Scan the records below. List lines holding "Requests".

START GIVEN DATA

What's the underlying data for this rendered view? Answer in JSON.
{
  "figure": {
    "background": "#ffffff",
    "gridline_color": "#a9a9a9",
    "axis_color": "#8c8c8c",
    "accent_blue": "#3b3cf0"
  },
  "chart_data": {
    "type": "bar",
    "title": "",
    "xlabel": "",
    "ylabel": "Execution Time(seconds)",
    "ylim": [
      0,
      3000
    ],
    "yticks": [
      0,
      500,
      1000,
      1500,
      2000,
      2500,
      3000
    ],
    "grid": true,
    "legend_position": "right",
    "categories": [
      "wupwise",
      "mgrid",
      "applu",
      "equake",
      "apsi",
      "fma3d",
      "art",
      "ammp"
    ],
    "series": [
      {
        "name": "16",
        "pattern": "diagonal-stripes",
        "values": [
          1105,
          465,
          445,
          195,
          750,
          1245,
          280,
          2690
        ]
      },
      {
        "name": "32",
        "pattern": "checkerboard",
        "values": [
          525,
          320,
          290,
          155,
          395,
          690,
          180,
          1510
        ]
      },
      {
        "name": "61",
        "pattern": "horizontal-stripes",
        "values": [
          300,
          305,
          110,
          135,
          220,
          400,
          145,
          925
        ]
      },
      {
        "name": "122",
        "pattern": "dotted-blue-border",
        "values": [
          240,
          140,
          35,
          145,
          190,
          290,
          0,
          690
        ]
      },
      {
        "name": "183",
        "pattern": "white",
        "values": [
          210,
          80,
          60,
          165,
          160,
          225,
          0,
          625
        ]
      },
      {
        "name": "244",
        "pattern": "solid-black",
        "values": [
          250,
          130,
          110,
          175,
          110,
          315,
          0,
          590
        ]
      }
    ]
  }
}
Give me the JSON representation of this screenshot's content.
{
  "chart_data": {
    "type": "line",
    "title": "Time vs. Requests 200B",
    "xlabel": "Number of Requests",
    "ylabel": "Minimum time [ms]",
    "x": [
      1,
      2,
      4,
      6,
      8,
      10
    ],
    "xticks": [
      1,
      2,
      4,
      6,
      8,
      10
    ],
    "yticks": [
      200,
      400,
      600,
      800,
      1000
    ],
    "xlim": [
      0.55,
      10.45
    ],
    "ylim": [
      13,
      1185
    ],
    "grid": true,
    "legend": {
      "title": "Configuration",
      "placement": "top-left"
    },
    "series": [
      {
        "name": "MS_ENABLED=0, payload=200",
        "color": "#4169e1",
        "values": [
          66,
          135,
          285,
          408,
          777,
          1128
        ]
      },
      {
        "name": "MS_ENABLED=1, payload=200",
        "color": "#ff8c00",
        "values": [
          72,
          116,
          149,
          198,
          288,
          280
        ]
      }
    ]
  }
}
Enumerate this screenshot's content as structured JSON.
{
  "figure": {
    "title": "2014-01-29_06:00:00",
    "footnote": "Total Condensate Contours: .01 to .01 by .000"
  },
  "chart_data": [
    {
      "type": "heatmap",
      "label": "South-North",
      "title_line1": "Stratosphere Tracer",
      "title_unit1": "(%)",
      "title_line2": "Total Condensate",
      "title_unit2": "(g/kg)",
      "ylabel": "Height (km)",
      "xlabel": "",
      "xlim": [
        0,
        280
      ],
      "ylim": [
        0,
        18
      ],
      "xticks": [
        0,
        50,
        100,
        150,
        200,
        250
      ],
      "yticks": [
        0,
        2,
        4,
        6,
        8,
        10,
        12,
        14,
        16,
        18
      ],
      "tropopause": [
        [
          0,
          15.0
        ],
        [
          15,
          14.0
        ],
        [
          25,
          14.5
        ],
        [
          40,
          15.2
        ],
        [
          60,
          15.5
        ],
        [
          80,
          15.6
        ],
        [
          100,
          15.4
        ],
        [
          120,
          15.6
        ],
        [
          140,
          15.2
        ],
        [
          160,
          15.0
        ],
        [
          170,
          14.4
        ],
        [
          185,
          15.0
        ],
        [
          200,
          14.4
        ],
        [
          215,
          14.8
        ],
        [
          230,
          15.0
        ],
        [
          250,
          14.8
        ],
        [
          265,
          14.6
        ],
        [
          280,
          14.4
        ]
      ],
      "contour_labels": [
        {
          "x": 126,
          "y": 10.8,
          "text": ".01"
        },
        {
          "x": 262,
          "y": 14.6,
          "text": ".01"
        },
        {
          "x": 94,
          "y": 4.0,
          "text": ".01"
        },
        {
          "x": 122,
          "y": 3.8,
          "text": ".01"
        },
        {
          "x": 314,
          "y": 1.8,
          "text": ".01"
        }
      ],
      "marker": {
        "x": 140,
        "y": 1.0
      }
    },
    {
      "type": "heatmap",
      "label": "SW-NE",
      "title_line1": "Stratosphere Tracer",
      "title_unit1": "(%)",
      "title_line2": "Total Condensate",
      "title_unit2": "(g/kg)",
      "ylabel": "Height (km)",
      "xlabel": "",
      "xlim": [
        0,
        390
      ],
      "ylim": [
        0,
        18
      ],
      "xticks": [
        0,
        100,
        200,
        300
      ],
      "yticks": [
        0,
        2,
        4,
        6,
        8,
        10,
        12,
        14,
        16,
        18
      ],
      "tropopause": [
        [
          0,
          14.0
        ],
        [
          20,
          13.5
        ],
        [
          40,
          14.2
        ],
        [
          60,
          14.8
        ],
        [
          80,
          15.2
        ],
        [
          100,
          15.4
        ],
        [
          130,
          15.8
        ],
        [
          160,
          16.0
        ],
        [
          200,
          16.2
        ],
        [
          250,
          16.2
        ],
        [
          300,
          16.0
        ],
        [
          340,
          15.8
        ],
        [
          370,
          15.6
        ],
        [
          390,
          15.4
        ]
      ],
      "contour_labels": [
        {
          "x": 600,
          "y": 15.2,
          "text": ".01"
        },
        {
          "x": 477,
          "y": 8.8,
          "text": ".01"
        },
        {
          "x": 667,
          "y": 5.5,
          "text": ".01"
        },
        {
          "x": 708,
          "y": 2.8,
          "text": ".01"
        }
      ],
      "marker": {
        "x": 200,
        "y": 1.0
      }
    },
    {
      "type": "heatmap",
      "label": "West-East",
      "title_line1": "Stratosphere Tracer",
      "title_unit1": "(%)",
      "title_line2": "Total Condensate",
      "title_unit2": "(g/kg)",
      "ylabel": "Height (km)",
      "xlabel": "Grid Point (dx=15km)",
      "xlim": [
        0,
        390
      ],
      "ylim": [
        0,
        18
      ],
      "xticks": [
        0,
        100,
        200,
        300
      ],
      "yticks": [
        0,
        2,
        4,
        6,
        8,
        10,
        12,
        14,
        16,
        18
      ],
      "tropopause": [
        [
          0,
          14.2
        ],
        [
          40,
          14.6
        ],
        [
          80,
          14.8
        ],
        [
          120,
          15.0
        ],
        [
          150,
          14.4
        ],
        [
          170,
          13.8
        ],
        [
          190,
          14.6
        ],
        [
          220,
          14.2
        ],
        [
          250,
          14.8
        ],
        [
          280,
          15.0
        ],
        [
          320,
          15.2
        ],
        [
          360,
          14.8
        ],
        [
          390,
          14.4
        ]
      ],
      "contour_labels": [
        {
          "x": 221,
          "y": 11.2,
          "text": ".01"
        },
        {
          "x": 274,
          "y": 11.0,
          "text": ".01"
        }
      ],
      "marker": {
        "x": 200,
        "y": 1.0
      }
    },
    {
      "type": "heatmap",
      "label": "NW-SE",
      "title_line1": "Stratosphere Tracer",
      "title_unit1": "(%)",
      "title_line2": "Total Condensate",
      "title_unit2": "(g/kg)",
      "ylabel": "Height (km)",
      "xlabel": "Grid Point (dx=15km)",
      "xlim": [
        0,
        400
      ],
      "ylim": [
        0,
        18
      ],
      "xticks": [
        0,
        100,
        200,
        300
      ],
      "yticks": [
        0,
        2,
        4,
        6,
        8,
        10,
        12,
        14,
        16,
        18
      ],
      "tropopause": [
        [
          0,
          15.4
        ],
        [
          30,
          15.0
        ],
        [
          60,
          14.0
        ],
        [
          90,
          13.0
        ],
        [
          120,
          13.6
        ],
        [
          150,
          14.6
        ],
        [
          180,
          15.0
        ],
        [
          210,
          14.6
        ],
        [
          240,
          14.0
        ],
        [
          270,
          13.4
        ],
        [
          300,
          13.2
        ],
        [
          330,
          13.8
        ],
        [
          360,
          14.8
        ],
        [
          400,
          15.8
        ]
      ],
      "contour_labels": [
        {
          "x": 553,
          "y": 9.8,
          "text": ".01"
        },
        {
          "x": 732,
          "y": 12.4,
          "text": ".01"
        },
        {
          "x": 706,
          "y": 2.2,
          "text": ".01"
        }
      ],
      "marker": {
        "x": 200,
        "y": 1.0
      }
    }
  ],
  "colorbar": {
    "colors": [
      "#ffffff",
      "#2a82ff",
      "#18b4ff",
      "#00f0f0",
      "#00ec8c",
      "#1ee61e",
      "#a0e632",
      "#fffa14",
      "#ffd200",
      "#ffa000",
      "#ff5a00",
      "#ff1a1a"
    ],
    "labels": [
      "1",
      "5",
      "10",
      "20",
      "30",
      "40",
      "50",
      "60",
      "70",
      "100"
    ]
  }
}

END GIVEN DATA

▸ WRITTEN RESPONSE
    "title": "Time vs. Requests 200B",
    "xlabel": "Number of Requests",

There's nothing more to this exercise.